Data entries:
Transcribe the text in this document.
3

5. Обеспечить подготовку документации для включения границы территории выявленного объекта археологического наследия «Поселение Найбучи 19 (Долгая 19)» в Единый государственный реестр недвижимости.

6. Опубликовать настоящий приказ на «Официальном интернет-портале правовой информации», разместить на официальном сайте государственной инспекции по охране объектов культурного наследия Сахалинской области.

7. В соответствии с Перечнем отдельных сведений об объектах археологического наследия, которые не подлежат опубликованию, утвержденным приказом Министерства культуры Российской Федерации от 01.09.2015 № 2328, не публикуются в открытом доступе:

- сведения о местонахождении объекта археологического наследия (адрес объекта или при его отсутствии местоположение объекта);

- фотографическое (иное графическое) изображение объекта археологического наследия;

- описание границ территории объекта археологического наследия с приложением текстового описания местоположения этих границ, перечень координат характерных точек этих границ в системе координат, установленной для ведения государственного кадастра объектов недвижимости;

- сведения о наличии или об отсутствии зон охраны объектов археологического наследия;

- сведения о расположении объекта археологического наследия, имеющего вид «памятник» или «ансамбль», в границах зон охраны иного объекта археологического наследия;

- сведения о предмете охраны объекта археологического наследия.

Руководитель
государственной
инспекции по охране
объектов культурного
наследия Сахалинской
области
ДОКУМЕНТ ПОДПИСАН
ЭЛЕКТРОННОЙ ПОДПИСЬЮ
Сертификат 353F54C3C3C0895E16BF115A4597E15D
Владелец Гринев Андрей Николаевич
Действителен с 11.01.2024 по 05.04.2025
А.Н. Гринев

**Exercise directions**
Reproduce every line of the material above exactly.

**Result below**
Transcribe the text in this document.
3

5. Обеспечить подготовку документации для включения границы территории выявленного объекта археологического наследия «Поселение Найбучи 19 (Долгая 19)» в Единый государственный реестр недвижимости.

6. Опубликовать настоящий приказ на «Официальном интернет-портале правовой информации», разместить на официальном сайте государственной инспекции по охране объектов культурного наследия Сахалинской области.

7. В соответствии с Перечнем отдельных сведений об объектах археологического наследия, которые не подлежат опубликованию, утвержденным приказом Министерства культуры Российской Федерации от 01.09.2015 № 2328, не публикуются в открытом доступе:

- сведения о местонахождении объекта археологического наследия (адрес объекта или при его отсутствии местоположение объекта);

- фотографическое (иное графическое) изображение объекта археологического наследия;

- описание границ территории объекта археологического наследия с приложением текстового описания местоположения этих границ, перечень координат характерных точек этих границ в системе координат, установленной для ведения государственного кадастра объектов недвижимости;

- сведения о наличии или об отсутствии зон охраны объектов археологического наследия;

- сведения о расположении объекта археологического наследия, имеющего вид «памятник» или «ансамбль», в границах зон охраны иного объекта археологического наследия;

- сведения о предмете охраны объекта археологического наследия.

Руководитель
государственной
инспекции по охране
объектов культурного
наследия Сахалинской
области
ДОКУМЕНТ ПОДПИСАН
ЭЛЕКТРОННОЙ ПОДПИСЬЮ
Сертификат 353F54C3C3C0895E16BF115A4597E15D
Владелец Гринев Андрей Николаевич
Действителен с 11.01.2024 по 05.04.2025
А.Н. Гринев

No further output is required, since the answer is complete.